Go through the material and pull out every line with the string "はみ出し量設定" in it.

(Stored items from a collection)
--

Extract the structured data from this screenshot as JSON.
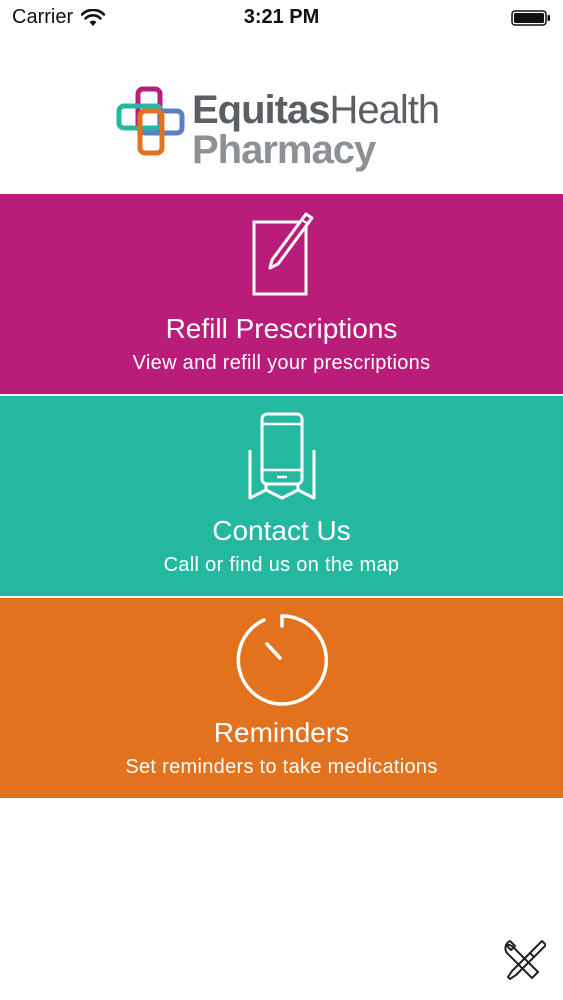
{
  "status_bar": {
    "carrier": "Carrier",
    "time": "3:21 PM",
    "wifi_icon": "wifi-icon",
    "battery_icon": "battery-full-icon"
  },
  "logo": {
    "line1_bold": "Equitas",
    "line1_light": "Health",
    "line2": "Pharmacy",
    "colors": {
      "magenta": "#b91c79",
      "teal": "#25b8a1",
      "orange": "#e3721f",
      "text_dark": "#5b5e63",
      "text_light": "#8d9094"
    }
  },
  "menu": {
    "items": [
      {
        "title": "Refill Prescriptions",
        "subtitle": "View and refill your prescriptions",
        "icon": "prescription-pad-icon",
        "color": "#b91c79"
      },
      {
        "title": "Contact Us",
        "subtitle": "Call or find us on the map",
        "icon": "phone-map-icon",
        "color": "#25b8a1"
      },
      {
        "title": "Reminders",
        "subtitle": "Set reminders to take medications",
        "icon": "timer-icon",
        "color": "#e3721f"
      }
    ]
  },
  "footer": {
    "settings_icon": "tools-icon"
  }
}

--

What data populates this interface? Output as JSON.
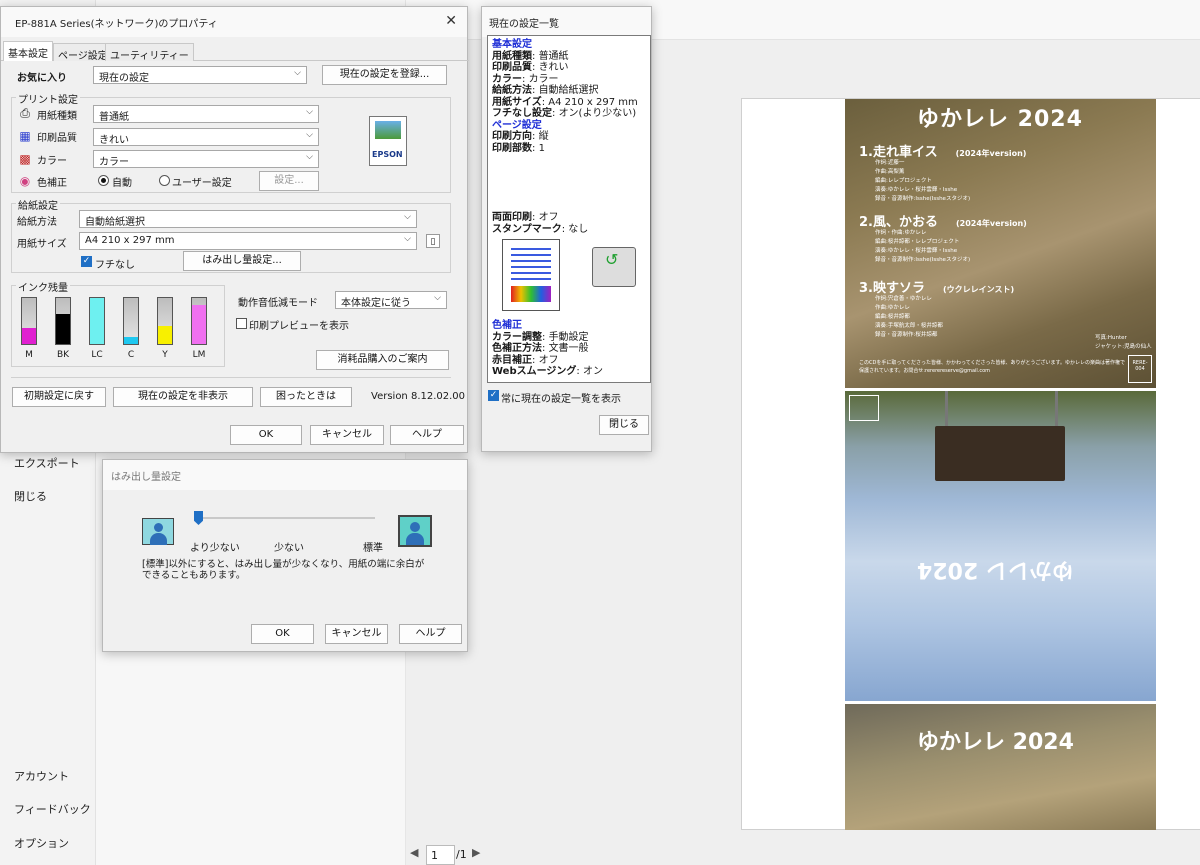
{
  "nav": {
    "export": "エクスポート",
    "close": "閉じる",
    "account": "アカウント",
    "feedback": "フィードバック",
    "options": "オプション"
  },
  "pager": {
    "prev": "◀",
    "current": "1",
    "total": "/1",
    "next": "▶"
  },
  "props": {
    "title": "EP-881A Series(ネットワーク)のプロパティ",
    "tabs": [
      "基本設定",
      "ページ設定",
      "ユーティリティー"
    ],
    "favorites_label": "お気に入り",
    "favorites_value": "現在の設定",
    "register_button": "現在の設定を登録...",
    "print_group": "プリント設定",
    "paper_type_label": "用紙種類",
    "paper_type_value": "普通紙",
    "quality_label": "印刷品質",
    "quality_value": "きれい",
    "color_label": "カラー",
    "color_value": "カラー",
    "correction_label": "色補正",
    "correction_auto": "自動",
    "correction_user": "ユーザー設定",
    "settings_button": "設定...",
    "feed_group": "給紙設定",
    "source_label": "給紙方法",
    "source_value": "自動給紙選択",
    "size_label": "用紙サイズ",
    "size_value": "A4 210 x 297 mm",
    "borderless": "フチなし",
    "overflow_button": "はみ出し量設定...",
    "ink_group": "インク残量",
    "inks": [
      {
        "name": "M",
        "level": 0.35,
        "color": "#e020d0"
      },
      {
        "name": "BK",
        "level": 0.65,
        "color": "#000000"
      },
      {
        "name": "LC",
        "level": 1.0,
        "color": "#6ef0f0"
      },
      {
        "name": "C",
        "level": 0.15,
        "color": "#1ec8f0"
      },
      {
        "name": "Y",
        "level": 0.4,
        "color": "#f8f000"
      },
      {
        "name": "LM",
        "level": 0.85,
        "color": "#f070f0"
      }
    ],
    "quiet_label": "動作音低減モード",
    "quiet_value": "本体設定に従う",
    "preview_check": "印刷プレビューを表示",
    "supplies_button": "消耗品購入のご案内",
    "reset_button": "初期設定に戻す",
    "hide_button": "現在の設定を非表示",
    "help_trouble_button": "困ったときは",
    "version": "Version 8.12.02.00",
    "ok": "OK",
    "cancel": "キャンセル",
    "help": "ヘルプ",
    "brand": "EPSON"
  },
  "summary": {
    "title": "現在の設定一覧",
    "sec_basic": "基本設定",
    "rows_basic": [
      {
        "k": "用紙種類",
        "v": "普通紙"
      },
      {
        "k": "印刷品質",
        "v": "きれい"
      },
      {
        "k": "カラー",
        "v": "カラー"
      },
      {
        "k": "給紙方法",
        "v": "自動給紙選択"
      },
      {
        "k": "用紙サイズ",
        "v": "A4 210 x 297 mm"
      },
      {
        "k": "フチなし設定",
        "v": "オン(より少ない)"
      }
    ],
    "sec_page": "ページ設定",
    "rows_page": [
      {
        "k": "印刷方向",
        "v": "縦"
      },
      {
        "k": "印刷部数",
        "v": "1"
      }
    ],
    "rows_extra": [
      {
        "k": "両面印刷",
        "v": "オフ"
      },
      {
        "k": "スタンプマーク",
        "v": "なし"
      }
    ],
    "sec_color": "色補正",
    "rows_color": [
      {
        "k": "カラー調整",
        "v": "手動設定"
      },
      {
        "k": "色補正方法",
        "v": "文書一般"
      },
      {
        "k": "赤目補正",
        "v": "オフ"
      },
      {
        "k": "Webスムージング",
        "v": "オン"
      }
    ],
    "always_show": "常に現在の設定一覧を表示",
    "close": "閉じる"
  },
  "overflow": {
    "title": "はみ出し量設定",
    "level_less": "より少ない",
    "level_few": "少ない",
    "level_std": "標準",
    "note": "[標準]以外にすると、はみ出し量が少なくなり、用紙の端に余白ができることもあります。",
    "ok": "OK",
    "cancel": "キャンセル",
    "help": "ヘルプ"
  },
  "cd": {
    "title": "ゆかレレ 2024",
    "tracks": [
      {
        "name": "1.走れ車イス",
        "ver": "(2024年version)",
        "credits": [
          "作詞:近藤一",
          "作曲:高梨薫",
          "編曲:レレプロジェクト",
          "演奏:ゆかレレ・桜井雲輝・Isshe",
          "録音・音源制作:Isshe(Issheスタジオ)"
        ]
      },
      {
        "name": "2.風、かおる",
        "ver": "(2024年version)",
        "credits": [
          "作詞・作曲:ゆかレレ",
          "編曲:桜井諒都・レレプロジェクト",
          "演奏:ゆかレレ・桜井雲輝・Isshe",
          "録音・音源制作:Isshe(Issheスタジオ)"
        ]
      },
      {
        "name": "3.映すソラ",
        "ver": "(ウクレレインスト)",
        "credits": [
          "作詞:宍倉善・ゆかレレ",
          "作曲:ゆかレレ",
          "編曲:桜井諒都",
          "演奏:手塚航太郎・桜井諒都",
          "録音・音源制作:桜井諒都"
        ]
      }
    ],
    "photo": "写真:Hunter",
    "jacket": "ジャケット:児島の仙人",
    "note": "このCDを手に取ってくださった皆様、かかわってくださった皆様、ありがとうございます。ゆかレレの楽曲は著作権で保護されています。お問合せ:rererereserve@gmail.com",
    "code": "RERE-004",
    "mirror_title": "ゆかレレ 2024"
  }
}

--

* [Result of this task]
    "overflow_button": "はみ出し量設定...",
    "title": "はみ出し量設定",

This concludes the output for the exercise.